— Start of DATA SUPPLIED —

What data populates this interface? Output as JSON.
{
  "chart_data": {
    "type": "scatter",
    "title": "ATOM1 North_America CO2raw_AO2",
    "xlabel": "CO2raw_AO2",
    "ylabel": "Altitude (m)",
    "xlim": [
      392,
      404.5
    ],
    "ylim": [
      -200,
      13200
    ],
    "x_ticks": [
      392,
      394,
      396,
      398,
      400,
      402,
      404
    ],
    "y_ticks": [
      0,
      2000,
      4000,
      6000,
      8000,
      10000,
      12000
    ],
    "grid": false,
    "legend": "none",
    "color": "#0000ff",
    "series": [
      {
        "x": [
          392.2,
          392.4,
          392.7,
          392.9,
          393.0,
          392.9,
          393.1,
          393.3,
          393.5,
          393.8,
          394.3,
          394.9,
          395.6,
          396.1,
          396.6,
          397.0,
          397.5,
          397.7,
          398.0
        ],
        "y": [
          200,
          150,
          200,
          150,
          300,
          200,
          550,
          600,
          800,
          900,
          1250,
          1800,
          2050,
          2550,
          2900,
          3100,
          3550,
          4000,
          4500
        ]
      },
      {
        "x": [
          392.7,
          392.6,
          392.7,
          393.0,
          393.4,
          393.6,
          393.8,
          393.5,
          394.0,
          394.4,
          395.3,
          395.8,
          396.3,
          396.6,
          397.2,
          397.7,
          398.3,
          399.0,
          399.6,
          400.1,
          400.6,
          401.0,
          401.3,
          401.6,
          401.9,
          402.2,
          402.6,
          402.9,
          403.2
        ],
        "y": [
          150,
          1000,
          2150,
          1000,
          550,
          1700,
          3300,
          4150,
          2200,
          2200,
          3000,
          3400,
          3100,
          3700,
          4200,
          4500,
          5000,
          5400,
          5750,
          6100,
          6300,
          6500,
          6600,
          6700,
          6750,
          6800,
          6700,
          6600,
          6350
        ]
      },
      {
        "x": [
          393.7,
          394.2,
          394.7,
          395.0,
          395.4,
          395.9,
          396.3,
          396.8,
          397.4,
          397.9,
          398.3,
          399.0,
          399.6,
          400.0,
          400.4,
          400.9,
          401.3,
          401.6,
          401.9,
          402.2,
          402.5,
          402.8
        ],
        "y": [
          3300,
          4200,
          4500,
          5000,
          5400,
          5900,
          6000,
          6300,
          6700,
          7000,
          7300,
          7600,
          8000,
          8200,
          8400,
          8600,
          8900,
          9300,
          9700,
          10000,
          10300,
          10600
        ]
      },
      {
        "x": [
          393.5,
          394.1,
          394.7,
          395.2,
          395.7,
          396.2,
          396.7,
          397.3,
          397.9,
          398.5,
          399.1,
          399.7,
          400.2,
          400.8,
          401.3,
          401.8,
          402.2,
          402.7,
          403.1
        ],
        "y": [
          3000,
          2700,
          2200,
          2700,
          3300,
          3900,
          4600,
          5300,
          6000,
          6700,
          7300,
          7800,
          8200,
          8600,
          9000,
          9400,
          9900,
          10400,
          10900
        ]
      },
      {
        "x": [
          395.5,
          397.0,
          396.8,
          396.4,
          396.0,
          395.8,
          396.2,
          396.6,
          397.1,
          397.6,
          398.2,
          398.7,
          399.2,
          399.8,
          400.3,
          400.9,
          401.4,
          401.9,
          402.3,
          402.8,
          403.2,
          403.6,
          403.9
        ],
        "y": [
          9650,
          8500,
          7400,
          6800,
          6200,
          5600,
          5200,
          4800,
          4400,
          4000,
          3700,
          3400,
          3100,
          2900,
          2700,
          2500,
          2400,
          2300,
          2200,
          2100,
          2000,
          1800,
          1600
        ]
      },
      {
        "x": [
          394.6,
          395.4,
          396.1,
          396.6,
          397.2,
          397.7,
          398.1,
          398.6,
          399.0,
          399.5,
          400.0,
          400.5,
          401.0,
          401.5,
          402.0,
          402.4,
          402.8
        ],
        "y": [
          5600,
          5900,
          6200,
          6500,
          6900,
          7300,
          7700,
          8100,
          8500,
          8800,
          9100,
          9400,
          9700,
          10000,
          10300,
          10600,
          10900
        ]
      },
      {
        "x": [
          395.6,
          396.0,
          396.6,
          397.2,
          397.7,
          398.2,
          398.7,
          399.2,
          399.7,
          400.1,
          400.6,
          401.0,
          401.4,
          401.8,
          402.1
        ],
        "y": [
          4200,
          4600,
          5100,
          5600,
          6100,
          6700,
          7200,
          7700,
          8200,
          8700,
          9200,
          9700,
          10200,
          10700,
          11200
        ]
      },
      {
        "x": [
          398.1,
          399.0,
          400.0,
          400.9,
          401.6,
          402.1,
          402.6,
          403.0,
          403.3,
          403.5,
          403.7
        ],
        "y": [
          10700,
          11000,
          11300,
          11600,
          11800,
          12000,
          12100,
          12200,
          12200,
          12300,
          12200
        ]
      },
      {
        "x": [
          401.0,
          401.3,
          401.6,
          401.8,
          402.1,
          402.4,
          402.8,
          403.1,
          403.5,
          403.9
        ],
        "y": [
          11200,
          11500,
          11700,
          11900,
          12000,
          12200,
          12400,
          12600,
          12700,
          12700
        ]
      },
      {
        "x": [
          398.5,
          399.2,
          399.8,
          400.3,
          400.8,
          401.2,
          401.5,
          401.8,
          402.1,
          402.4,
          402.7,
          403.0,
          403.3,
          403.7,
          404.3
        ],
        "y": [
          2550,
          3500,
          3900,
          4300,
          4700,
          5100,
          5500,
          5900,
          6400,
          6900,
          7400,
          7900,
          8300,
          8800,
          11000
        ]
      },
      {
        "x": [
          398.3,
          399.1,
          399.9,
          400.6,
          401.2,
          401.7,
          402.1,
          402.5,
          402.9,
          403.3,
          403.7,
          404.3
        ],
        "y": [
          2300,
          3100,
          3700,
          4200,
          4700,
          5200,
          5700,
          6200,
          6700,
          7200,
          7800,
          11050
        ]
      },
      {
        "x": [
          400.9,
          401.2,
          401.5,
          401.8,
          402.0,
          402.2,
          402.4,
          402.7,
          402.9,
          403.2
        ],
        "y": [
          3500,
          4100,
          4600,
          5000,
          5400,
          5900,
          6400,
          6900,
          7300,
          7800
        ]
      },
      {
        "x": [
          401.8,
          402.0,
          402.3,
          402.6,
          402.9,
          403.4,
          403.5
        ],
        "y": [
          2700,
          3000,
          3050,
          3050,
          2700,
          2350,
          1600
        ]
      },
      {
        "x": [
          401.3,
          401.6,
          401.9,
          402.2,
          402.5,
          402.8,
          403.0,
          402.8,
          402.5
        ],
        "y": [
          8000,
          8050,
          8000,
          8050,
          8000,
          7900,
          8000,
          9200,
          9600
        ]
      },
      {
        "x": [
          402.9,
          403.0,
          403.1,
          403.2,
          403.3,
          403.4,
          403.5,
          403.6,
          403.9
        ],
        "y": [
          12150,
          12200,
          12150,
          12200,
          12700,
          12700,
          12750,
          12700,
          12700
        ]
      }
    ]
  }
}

— End of DATA SUPPLIED —

# STATED TASK
Write out the material exactly as given.

# FULL ANSWER
What data populates this interface? Output as JSON.
{
  "chart_data": {
    "type": "scatter",
    "title": "ATOM1 North_America CO2raw_AO2",
    "xlabel": "CO2raw_AO2",
    "ylabel": "Altitude (m)",
    "xlim": [
      392,
      404.5
    ],
    "ylim": [
      -200,
      13200
    ],
    "x_ticks": [
      392,
      394,
      396,
      398,
      400,
      402,
      404
    ],
    "y_ticks": [
      0,
      2000,
      4000,
      6000,
      8000,
      10000,
      12000
    ],
    "grid": false,
    "legend": "none",
    "color": "#0000ff",
    "series": [
      {
        "x": [
          392.2,
          392.4,
          392.7,
          392.9,
          393.0,
          392.9,
          393.1,
          393.3,
          393.5,
          393.8,
          394.3,
          394.9,
          395.6,
          396.1,
          396.6,
          397.0,
          397.5,
          397.7,
          398.0
        ],
        "y": [
          200,
          150,
          200,
          150,
          300,
          200,
          550,
          600,
          800,
          900,
          1250,
          1800,
          2050,
          2550,
          2900,
          3100,
          3550,
          4000,
          4500
        ]
      },
      {
        "x": [
          392.7,
          392.6,
          392.7,
          393.0,
          393.4,
          393.6,
          393.8,
          393.5,
          394.0,
          394.4,
          395.3,
          395.8,
          396.3,
          396.6,
          397.2,
          397.7,
          398.3,
          399.0,
          399.6,
          400.1,
          400.6,
          401.0,
          401.3,
          401.6,
          401.9,
          402.2,
          402.6,
          402.9,
          403.2
        ],
        "y": [
          150,
          1000,
          2150,
          1000,
          550,
          1700,
          3300,
          4150,
          2200,
          2200,
          3000,
          3400,
          3100,
          3700,
          4200,
          4500,
          5000,
          5400,
          5750,
          6100,
          6300,
          6500,
          6600,
          6700,
          6750,
          6800,
          6700,
          6600,
          6350
        ]
      },
      {
        "x": [
          393.7,
          394.2,
          394.7,
          395.0,
          395.4,
          395.9,
          396.3,
          396.8,
          397.4,
          397.9,
          398.3,
          399.0,
          399.6,
          400.0,
          400.4,
          400.9,
          401.3,
          401.6,
          401.9,
          402.2,
          402.5,
          402.8
        ],
        "y": [
          3300,
          4200,
          4500,
          5000,
          5400,
          5900,
          6000,
          6300,
          6700,
          7000,
          7300,
          7600,
          8000,
          8200,
          8400,
          8600,
          8900,
          9300,
          9700,
          10000,
          10300,
          10600
        ]
      },
      {
        "x": [
          393.5,
          394.1,
          394.7,
          395.2,
          395.7,
          396.2,
          396.7,
          397.3,
          397.9,
          398.5,
          399.1,
          399.7,
          400.2,
          400.8,
          401.3,
          401.8,
          402.2,
          402.7,
          403.1
        ],
        "y": [
          3000,
          2700,
          2200,
          2700,
          3300,
          3900,
          4600,
          5300,
          6000,
          6700,
          7300,
          7800,
          8200,
          8600,
          9000,
          9400,
          9900,
          10400,
          10900
        ]
      },
      {
        "x": [
          395.5,
          397.0,
          396.8,
          396.4,
          396.0,
          395.8,
          396.2,
          396.6,
          397.1,
          397.6,
          398.2,
          398.7,
          399.2,
          399.8,
          400.3,
          400.9,
          401.4,
          401.9,
          402.3,
          402.8,
          403.2,
          403.6,
          403.9
        ],
        "y": [
          9650,
          8500,
          7400,
          6800,
          6200,
          5600,
          5200,
          4800,
          4400,
          4000,
          3700,
          3400,
          3100,
          2900,
          2700,
          2500,
          2400,
          2300,
          2200,
          2100,
          2000,
          1800,
          1600
        ]
      },
      {
        "x": [
          394.6,
          395.4,
          396.1,
          396.6,
          397.2,
          397.7,
          398.1,
          398.6,
          399.0,
          399.5,
          400.0,
          400.5,
          401.0,
          401.5,
          402.0,
          402.4,
          402.8
        ],
        "y": [
          5600,
          5900,
          6200,
          6500,
          6900,
          7300,
          7700,
          8100,
          8500,
          8800,
          9100,
          9400,
          9700,
          10000,
          10300,
          10600,
          10900
        ]
      },
      {
        "x": [
          395.6,
          396.0,
          396.6,
          397.2,
          397.7,
          398.2,
          398.7,
          399.2,
          399.7,
          400.1,
          400.6,
          401.0,
          401.4,
          401.8,
          402.1
        ],
        "y": [
          4200,
          4600,
          5100,
          5600,
          6100,
          6700,
          7200,
          7700,
          8200,
          8700,
          9200,
          9700,
          10200,
          10700,
          11200
        ]
      },
      {
        "x": [
          398.1,
          399.0,
          400.0,
          400.9,
          401.6,
          402.1,
          402.6,
          403.0,
          403.3,
          403.5,
          403.7
        ],
        "y": [
          10700,
          11000,
          11300,
          11600,
          11800,
          12000,
          12100,
          12200,
          12200,
          12300,
          12200
        ]
      },
      {
        "x": [
          401.0,
          401.3,
          401.6,
          401.8,
          402.1,
          402.4,
          402.8,
          403.1,
          403.5,
          403.9
        ],
        "y": [
          11200,
          11500,
          11700,
          11900,
          12000,
          12200,
          12400,
          12600,
          12700,
          12700
        ]
      },
      {
        "x": [
          398.5,
          399.2,
          399.8,
          400.3,
          400.8,
          401.2,
          401.5,
          401.8,
          402.1,
          402.4,
          402.7,
          403.0,
          403.3,
          403.7,
          404.3
        ],
        "y": [
          2550,
          3500,
          3900,
          4300,
          4700,
          5100,
          5500,
          5900,
          6400,
          6900,
          7400,
          7900,
          8300,
          8800,
          11000
        ]
      },
      {
        "x": [
          398.3,
          399.1,
          399.9,
          400.6,
          401.2,
          401.7,
          402.1,
          402.5,
          402.9,
          403.3,
          403.7,
          404.3
        ],
        "y": [
          2300,
          3100,
          3700,
          4200,
          4700,
          5200,
          5700,
          6200,
          6700,
          7200,
          7800,
          11050
        ]
      },
      {
        "x": [
          400.9,
          401.2,
          401.5,
          401.8,
          402.0,
          402.2,
          402.4,
          402.7,
          402.9,
          403.2
        ],
        "y": [
          3500,
          4100,
          4600,
          5000,
          5400,
          5900,
          6400,
          6900,
          7300,
          7800
        ]
      },
      {
        "x": [
          401.8,
          402.0,
          402.3,
          402.6,
          402.9,
          403.4,
          403.5
        ],
        "y": [
          2700,
          3000,
          3050,
          3050,
          2700,
          2350,
          1600
        ]
      },
      {
        "x": [
          401.3,
          401.6,
          401.9,
          402.2,
          402.5,
          402.8,
          403.0,
          402.8,
          402.5
        ],
        "y": [
          8000,
          8050,
          8000,
          8050,
          8000,
          7900,
          8000,
          9200,
          9600
        ]
      },
      {
        "x": [
          402.9,
          403.0,
          403.1,
          403.2,
          403.3,
          403.4,
          403.5,
          403.6,
          403.9
        ],
        "y": [
          12150,
          12200,
          12150,
          12200,
          12700,
          12700,
          12750,
          12700,
          12700
        ]
      }
    ]
  }
}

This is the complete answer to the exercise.